◆ **Data entries**:
===
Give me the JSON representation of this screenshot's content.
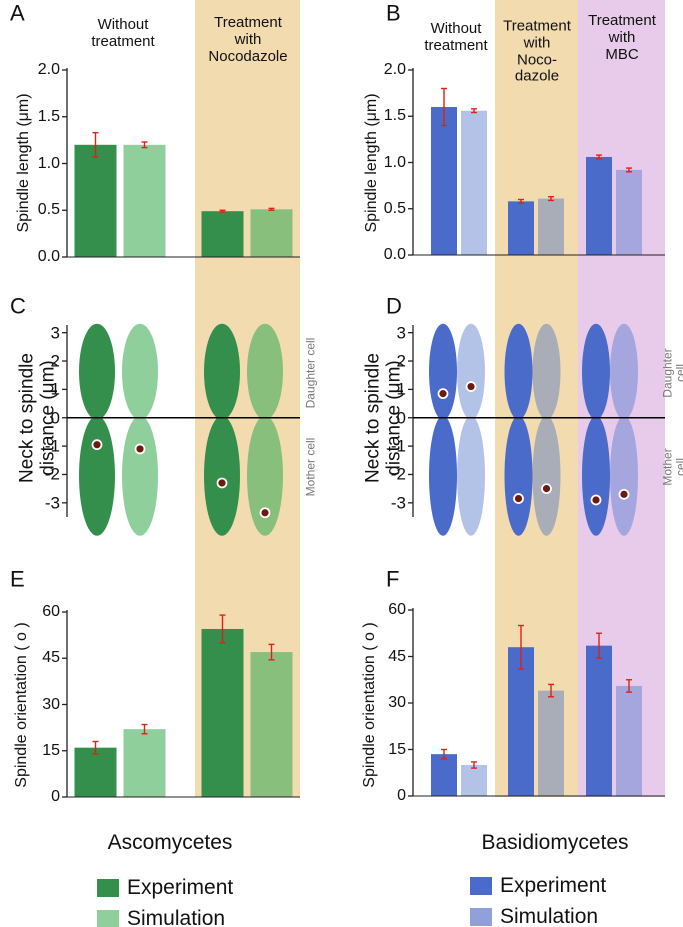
{
  "chart_data": [
    {
      "type": "bar",
      "panel": "A",
      "ylabel": "Spindle length (μm)",
      "categories": [
        "Without\ntreatment",
        "Treatment\nwith\nNocodazole"
      ],
      "band_colors": [
        "none",
        "#f3dbb0"
      ],
      "ylim": [
        0,
        2
      ],
      "yticks": [
        {
          "value": 0,
          "label": "0.0"
        },
        {
          "value": 0.5,
          "label": "0.5"
        },
        {
          "value": 1,
          "label": "1.0"
        },
        {
          "value": 1.5,
          "label": "1.5"
        },
        {
          "value": 2,
          "label": "2.0"
        }
      ],
      "error_color": "#e0201b",
      "series": [
        {
          "name": "Experiment",
          "color": "#338f4b",
          "colors": [
            "#338f4b",
            "#338f4b"
          ],
          "values": [
            1.2,
            0.49
          ],
          "errors": [
            0.13,
            0.01
          ]
        },
        {
          "name": "Simulation",
          "color": "#8ecf9b",
          "colors": [
            "#8ecf9b",
            "#88bf7c"
          ],
          "values": [
            1.2,
            0.51
          ],
          "errors": [
            0.03,
            0.01
          ]
        }
      ]
    },
    {
      "type": "bar",
      "panel": "B",
      "ylabel": "Spindle length (μm)",
      "categories": [
        "Without\ntreatment",
        "Treatment\nwith\nNoco-\ndazole",
        "Treatment\nwith\nMBC"
      ],
      "band_colors": [
        "none",
        "#f3dbb0",
        "#e8cbea"
      ],
      "ylim": [
        0,
        2
      ],
      "yticks": [
        {
          "value": 0,
          "label": "0.0"
        },
        {
          "value": 0.5,
          "label": "0.5"
        },
        {
          "value": 1,
          "label": "1.0"
        },
        {
          "value": 1.5,
          "label": "1.5"
        },
        {
          "value": 2,
          "label": "2.0"
        }
      ],
      "error_color": "#e0201b",
      "series": [
        {
          "name": "Experiment",
          "color": "#4a6bc9",
          "colors": [
            "#4a6bc9",
            "#4a6bc9",
            "#4a6bc9"
          ],
          "values": [
            1.6,
            0.58,
            1.06
          ],
          "errors": [
            0.2,
            0.02,
            0.02
          ]
        },
        {
          "name": "Simulation",
          "color": "#8fa0da",
          "colors": [
            "#b3c3e8",
            "#a9adb8",
            "#a5a6de"
          ],
          "values": [
            1.56,
            0.61,
            0.92
          ],
          "errors": [
            0.02,
            0.02,
            0.02
          ]
        }
      ]
    },
    {
      "type": "dot",
      "panel": "C",
      "ylabel": "Neck to spindle\ndistance (μm)",
      "upper_label": "Daughter cell",
      "lower_label": "Mother cell",
      "ylim": [
        -3.5,
        3.2
      ],
      "yticks": [
        3,
        2,
        1,
        0,
        -1,
        -2,
        -3
      ],
      "error_color": "#e0201b",
      "marker_color": "#6e1a12",
      "series": [
        {
          "name": "Experiment",
          "color": "#338f4b",
          "colors": [
            "#338f4b",
            "#338f4b"
          ],
          "values": [
            -0.95,
            -2.3
          ],
          "errors": [
            0.05,
            0.1
          ]
        },
        {
          "name": "Simulation",
          "color": "#8ecf9b",
          "colors": [
            "#8ecf9b",
            "#88bf7c"
          ],
          "values": [
            -1.1,
            -3.35
          ],
          "errors": [
            0.05,
            0.05
          ]
        }
      ]
    },
    {
      "type": "dot",
      "panel": "D",
      "ylabel": "Neck to spindle\ndistance (μm)",
      "upper_label": "Daughter cell",
      "lower_label": "Mother cell",
      "ylim": [
        -3.5,
        3.2
      ],
      "yticks": [
        3,
        2,
        1,
        0,
        -1,
        -2,
        -3
      ],
      "error_color": "#e0201b",
      "marker_color": "#6e1a12",
      "series": [
        {
          "name": "Experiment",
          "color": "#4a6bc9",
          "colors": [
            "#4a6bc9",
            "#4a6bc9",
            "#4a6bc9"
          ],
          "values": [
            0.85,
            -2.85,
            -2.9
          ],
          "errors": [
            0.05,
            0.15,
            0.15
          ]
        },
        {
          "name": "Simulation",
          "color": "#8fa0da",
          "colors": [
            "#b3c3e8",
            "#a9adb8",
            "#a5a6de"
          ],
          "values": [
            1.1,
            -2.5,
            -2.7
          ],
          "errors": [
            0.05,
            0.1,
            0.1
          ]
        }
      ]
    },
    {
      "type": "bar",
      "panel": "E",
      "ylabel": "Spindle orientation ( o )",
      "ylim": [
        0,
        60
      ],
      "yticks": [
        0,
        15,
        30,
        45,
        60
      ],
      "error_color": "#e0201b",
      "series": [
        {
          "name": "Experiment",
          "color": "#338f4b",
          "colors": [
            "#338f4b",
            "#338f4b"
          ],
          "values": [
            16,
            54.5
          ],
          "errors": [
            2,
            4.5
          ]
        },
        {
          "name": "Simulation",
          "color": "#8ecf9b",
          "colors": [
            "#8ecf9b",
            "#88bf7c"
          ],
          "values": [
            22,
            47
          ],
          "errors": [
            1.5,
            2.5
          ]
        }
      ]
    },
    {
      "type": "bar",
      "panel": "F",
      "ylabel": "Spindle orientation ( o )",
      "ylim": [
        0,
        60
      ],
      "yticks": [
        0,
        15,
        30,
        45,
        60
      ],
      "error_color": "#e0201b",
      "series": [
        {
          "name": "Experiment",
          "color": "#4a6bc9",
          "colors": [
            "#4a6bc9",
            "#4a6bc9",
            "#4a6bc9"
          ],
          "values": [
            13.5,
            48,
            48.5
          ],
          "errors": [
            1.5,
            7,
            4
          ]
        },
        {
          "name": "Simulation",
          "color": "#8fa0da",
          "colors": [
            "#b3c3e8",
            "#a9adb8",
            "#a5a6de"
          ],
          "values": [
            10,
            34,
            35.5
          ],
          "errors": [
            1,
            2,
            2
          ]
        }
      ]
    }
  ],
  "footer": {
    "left": "Ascomycetes",
    "right": "Basidiomycetes"
  }
}
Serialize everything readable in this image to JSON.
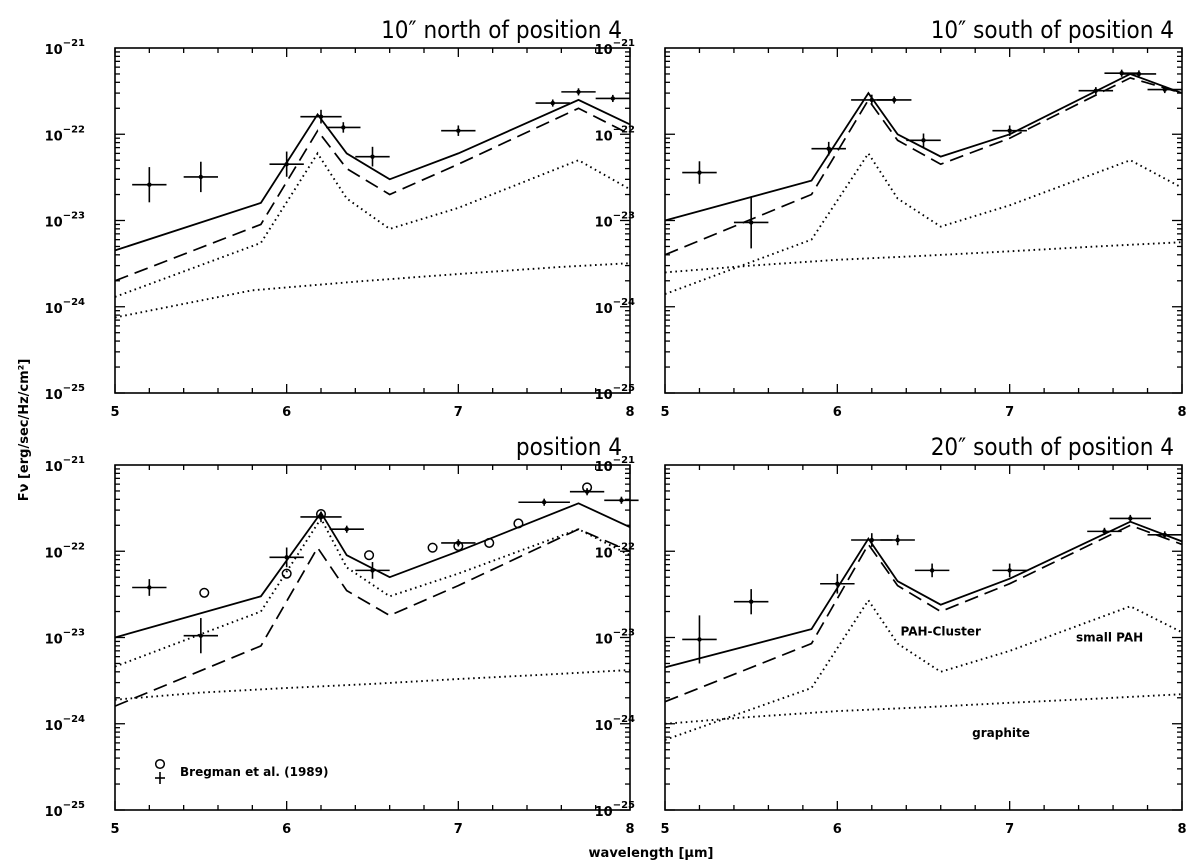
{
  "figure": {
    "ylabel": "Fν [erg/sec/Hz/cm²]",
    "xlabel": "wavelength [μm]",
    "ylim": [
      1e-25,
      1e-21
    ],
    "xlim": [
      5,
      8
    ],
    "y_scale": "log",
    "x_ticks": [
      "5",
      "6",
      "7",
      "8"
    ],
    "y_ticks": [
      {
        "base": "10",
        "exp": "−21"
      },
      {
        "base": "10",
        "exp": "−22"
      },
      {
        "base": "10",
        "exp": "−23"
      },
      {
        "base": "10",
        "exp": "−24"
      },
      {
        "base": "10",
        "exp": "−25"
      }
    ]
  },
  "chart_data": [
    {
      "type": "line",
      "title": "10″ north of position 4",
      "model_lines": [
        {
          "style": "solid",
          "x": [
            5.0,
            5.85,
            6.18,
            6.35,
            6.6,
            7.0,
            7.7,
            8.0
          ],
          "y": [
            4.5e-24,
            1.6e-23,
            1.7e-22,
            6e-23,
            3e-23,
            6e-23,
            2.5e-22,
            1.3e-22
          ]
        },
        {
          "style": "dashed",
          "x": [
            5.0,
            5.85,
            6.18,
            6.35,
            6.6,
            7.0,
            7.7,
            8.0
          ],
          "y": [
            2e-24,
            9e-24,
            1.1e-22,
            4e-23,
            2e-23,
            4.5e-23,
            2e-22,
            1e-22
          ]
        },
        {
          "style": "dotted",
          "x": [
            5.0,
            5.85,
            6.18,
            6.35,
            6.6,
            7.0,
            7.7,
            8.0
          ],
          "y": [
            1.3e-24,
            5.5e-24,
            6e-23,
            1.8e-23,
            8e-24,
            1.4e-23,
            5e-23,
            2.3e-23
          ]
        },
        {
          "style": "dotted",
          "x": [
            5.0,
            5.8,
            6.4,
            7.0,
            7.6,
            8.0
          ],
          "y": [
            7.5e-25,
            1.55e-24,
            1.95e-24,
            2.4e-24,
            2.9e-24,
            3.2e-24
          ]
        }
      ],
      "data_points": [
        {
          "x": 5.2,
          "y": 2.6e-23,
          "xerr": 0.1,
          "yerr_factor": 1.6
        },
        {
          "x": 5.5,
          "y": 3.2e-23,
          "xerr": 0.1,
          "yerr_factor": 1.5
        },
        {
          "x": 6.0,
          "y": 4.5e-23,
          "xerr": 0.1,
          "yerr_factor": 1.4
        },
        {
          "x": 6.2,
          "y": 1.6e-22,
          "xerr": 0.12,
          "yerr_factor": 1.2
        },
        {
          "x": 6.33,
          "y": 1.2e-22,
          "xerr": 0.1,
          "yerr_factor": 1.15
        },
        {
          "x": 6.5,
          "y": 5.5e-23,
          "xerr": 0.1,
          "yerr_factor": 1.3
        },
        {
          "x": 7.0,
          "y": 1.1e-22,
          "xerr": 0.1,
          "yerr_factor": 1.15
        },
        {
          "x": 7.55,
          "y": 2.3e-22,
          "xerr": 0.1,
          "yerr_factor": 1.1
        },
        {
          "x": 7.7,
          "y": 3.1e-22,
          "xerr": 0.1,
          "yerr_factor": 1.1
        },
        {
          "x": 7.9,
          "y": 2.6e-22,
          "xerr": 0.1,
          "yerr_factor": 1.1
        }
      ],
      "open_circles": [],
      "annotations": []
    },
    {
      "type": "line",
      "title": "10″ south of position 4",
      "model_lines": [
        {
          "style": "solid",
          "x": [
            5.0,
            5.85,
            6.18,
            6.35,
            6.6,
            7.0,
            7.7,
            8.0
          ],
          "y": [
            1e-23,
            2.9e-23,
            3e-22,
            1e-22,
            5.5e-23,
            1e-22,
            5e-22,
            3e-22
          ]
        },
        {
          "style": "dashed",
          "x": [
            5.0,
            5.85,
            6.18,
            6.35,
            6.6,
            7.0,
            7.7,
            8.0
          ],
          "y": [
            4e-24,
            2e-23,
            2.5e-22,
            8.5e-23,
            4.5e-23,
            9e-23,
            4.5e-22,
            3e-22
          ]
        },
        {
          "style": "dotted",
          "x": [
            5.0,
            5.85,
            6.18,
            6.35,
            6.6,
            7.0,
            7.7,
            8.0
          ],
          "y": [
            1.4e-24,
            6e-24,
            6e-23,
            1.8e-23,
            8.5e-24,
            1.5e-23,
            5e-23,
            2.4e-23
          ]
        },
        {
          "style": "dotted",
          "x": [
            5.0,
            5.5,
            6.0,
            6.5,
            7.0,
            7.5,
            8.0
          ],
          "y": [
            2.5e-24,
            3e-24,
            3.5e-24,
            3.9e-24,
            4.4e-24,
            5e-24,
            5.6e-24
          ]
        }
      ],
      "data_points": [
        {
          "x": 5.2,
          "y": 3.6e-23,
          "xerr": 0.1,
          "yerr_factor": 1.35
        },
        {
          "x": 5.5,
          "y": 9.5e-24,
          "xerr": 0.1,
          "yerr_factor": 2.0
        },
        {
          "x": 5.95,
          "y": 6.8e-23,
          "xerr": 0.1,
          "yerr_factor": 1.2
        },
        {
          "x": 6.2,
          "y": 2.5e-22,
          "xerr": 0.12,
          "yerr_factor": 1.15
        },
        {
          "x": 6.33,
          "y": 2.5e-22,
          "xerr": 0.1,
          "yerr_factor": 1.1
        },
        {
          "x": 6.5,
          "y": 8.5e-23,
          "xerr": 0.1,
          "yerr_factor": 1.2
        },
        {
          "x": 7.0,
          "y": 1.1e-22,
          "xerr": 0.1,
          "yerr_factor": 1.15
        },
        {
          "x": 7.5,
          "y": 3.2e-22,
          "xerr": 0.1,
          "yerr_factor": 1.1
        },
        {
          "x": 7.65,
          "y": 5.1e-22,
          "xerr": 0.1,
          "yerr_factor": 1.1
        },
        {
          "x": 7.75,
          "y": 5e-22,
          "xerr": 0.1,
          "yerr_factor": 1.1
        },
        {
          "x": 7.9,
          "y": 3.3e-22,
          "xerr": 0.1,
          "yerr_factor": 1.1
        }
      ],
      "open_circles": [],
      "annotations": []
    },
    {
      "type": "line",
      "title": "position 4",
      "model_lines": [
        {
          "style": "solid",
          "x": [
            5.0,
            5.85,
            6.2,
            6.35,
            6.6,
            7.0,
            7.7,
            8.0
          ],
          "y": [
            1e-23,
            3e-23,
            2.8e-22,
            9e-23,
            5e-23,
            1e-22,
            3.6e-22,
            1.9e-22
          ]
        },
        {
          "style": "dashed",
          "x": [
            5.0,
            5.85,
            6.18,
            6.35,
            6.6,
            7.0,
            7.7,
            8.0
          ],
          "y": [
            1.6e-24,
            8e-24,
            1.1e-22,
            3.5e-23,
            1.8e-23,
            4e-23,
            1.8e-22,
            1e-22
          ]
        },
        {
          "style": "dotted",
          "x": [
            5.0,
            5.85,
            6.2,
            6.35,
            6.6,
            7.0,
            7.7,
            8.0
          ],
          "y": [
            4.6e-24,
            2e-23,
            2.4e-22,
            6.5e-23,
            3e-23,
            5.5e-23,
            1.8e-22,
            9e-23
          ]
        },
        {
          "style": "dotted",
          "x": [
            5.0,
            5.5,
            6.0,
            6.5,
            7.0,
            7.5,
            8.0
          ],
          "y": [
            1.9e-24,
            2.3e-24,
            2.6e-24,
            2.9e-24,
            3.3e-24,
            3.7e-24,
            4.2e-24
          ]
        }
      ],
      "data_points": [
        {
          "x": 5.2,
          "y": 3.8e-23,
          "xerr": 0.1,
          "yerr_factor": 1.25
        },
        {
          "x": 5.5,
          "y": 1.05e-23,
          "xerr": 0.1,
          "yerr_factor": 1.6
        },
        {
          "x": 6.0,
          "y": 8.5e-23,
          "xerr": 0.1,
          "yerr_factor": 1.3
        },
        {
          "x": 6.2,
          "y": 2.5e-22,
          "xerr": 0.12,
          "yerr_factor": 1.15
        },
        {
          "x": 6.35,
          "y": 1.8e-22,
          "xerr": 0.1,
          "yerr_factor": 1.1
        },
        {
          "x": 6.5,
          "y": 6e-23,
          "xerr": 0.1,
          "yerr_factor": 1.25
        },
        {
          "x": 7.0,
          "y": 1.25e-22,
          "xerr": 0.1,
          "yerr_factor": 1.1
        },
        {
          "x": 7.5,
          "y": 3.7e-22,
          "xerr": 0.15,
          "yerr_factor": 1.1
        },
        {
          "x": 7.75,
          "y": 4.9e-22,
          "xerr": 0.1,
          "yerr_factor": 1.1
        },
        {
          "x": 7.95,
          "y": 3.9e-22,
          "xerr": 0.1,
          "yerr_factor": 1.1
        }
      ],
      "open_circles": [
        {
          "x": 5.52,
          "y": 3.3e-23
        },
        {
          "x": 6.0,
          "y": 5.5e-23
        },
        {
          "x": 6.2,
          "y": 2.7e-22
        },
        {
          "x": 6.48,
          "y": 9e-23
        },
        {
          "x": 6.85,
          "y": 1.1e-22
        },
        {
          "x": 7.0,
          "y": 1.15e-22
        },
        {
          "x": 7.18,
          "y": 1.25e-22
        },
        {
          "x": 7.35,
          "y": 2.1e-22
        },
        {
          "x": 7.75,
          "y": 5.5e-22
        }
      ],
      "annotations": [],
      "legend": {
        "text": "Bregman et al. (1989)",
        "position": "bottom-left"
      }
    },
    {
      "type": "line",
      "title": "20″ south of position 4",
      "model_lines": [
        {
          "style": "solid",
          "x": [
            5.0,
            5.85,
            6.18,
            6.35,
            6.6,
            7.0,
            7.7,
            8.0
          ],
          "y": [
            4.5e-24,
            1.25e-23,
            1.4e-22,
            4.5e-23,
            2.4e-23,
            4.8e-23,
            2.2e-22,
            1.3e-22
          ]
        },
        {
          "style": "dashed",
          "x": [
            5.0,
            5.85,
            6.18,
            6.35,
            6.6,
            7.0,
            7.7,
            8.0
          ],
          "y": [
            1.8e-24,
            8.5e-24,
            1.2e-22,
            4e-23,
            2e-23,
            4.2e-23,
            2e-22,
            1.2e-22
          ]
        },
        {
          "style": "dotted",
          "x": [
            5.0,
            5.85,
            6.18,
            6.35,
            6.6,
            7.0,
            7.7,
            8.0
          ],
          "y": [
            6.5e-25,
            2.6e-24,
            2.7e-23,
            8.5e-24,
            4e-24,
            7e-24,
            2.3e-23,
            1.15e-23
          ]
        },
        {
          "style": "dotted",
          "x": [
            5.0,
            5.5,
            6.0,
            6.5,
            7.0,
            7.5,
            8.0
          ],
          "y": [
            1e-24,
            1.2e-24,
            1.4e-24,
            1.55e-24,
            1.75e-24,
            1.95e-24,
            2.2e-24
          ]
        }
      ],
      "data_points": [
        {
          "x": 5.2,
          "y": 9.5e-24,
          "xerr": 0.1,
          "yerr_factor": 1.9
        },
        {
          "x": 5.5,
          "y": 2.6e-23,
          "xerr": 0.1,
          "yerr_factor": 1.4
        },
        {
          "x": 6.0,
          "y": 4.2e-23,
          "xerr": 0.1,
          "yerr_factor": 1.3
        },
        {
          "x": 6.2,
          "y": 1.35e-22,
          "xerr": 0.12,
          "yerr_factor": 1.2
        },
        {
          "x": 6.35,
          "y": 1.35e-22,
          "xerr": 0.1,
          "yerr_factor": 1.15
        },
        {
          "x": 6.55,
          "y": 6e-23,
          "xerr": 0.1,
          "yerr_factor": 1.2
        },
        {
          "x": 7.0,
          "y": 6e-23,
          "xerr": 0.1,
          "yerr_factor": 1.2
        },
        {
          "x": 7.55,
          "y": 1.7e-22,
          "xerr": 0.1,
          "yerr_factor": 1.1
        },
        {
          "x": 7.7,
          "y": 2.4e-22,
          "xerr": 0.12,
          "yerr_factor": 1.1
        },
        {
          "x": 7.9,
          "y": 1.55e-22,
          "xerr": 0.1,
          "yerr_factor": 1.1
        }
      ],
      "open_circles": [],
      "annotations": [
        {
          "text": "PAH-Cluster",
          "x": 6.6,
          "y": 1.05e-23
        },
        {
          "text": "small PAH",
          "x": 7.58,
          "y": 9e-24
        },
        {
          "text": "graphite",
          "x": 6.95,
          "y": 7e-25
        }
      ]
    }
  ]
}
===
Pick every line with "text" in it and copy it.

◆ **Result below**:
        "text": "Bregman et al. (1989)",
          "text": "PAH-Cluster",
          "text": "small PAH",
          "text": "graphite",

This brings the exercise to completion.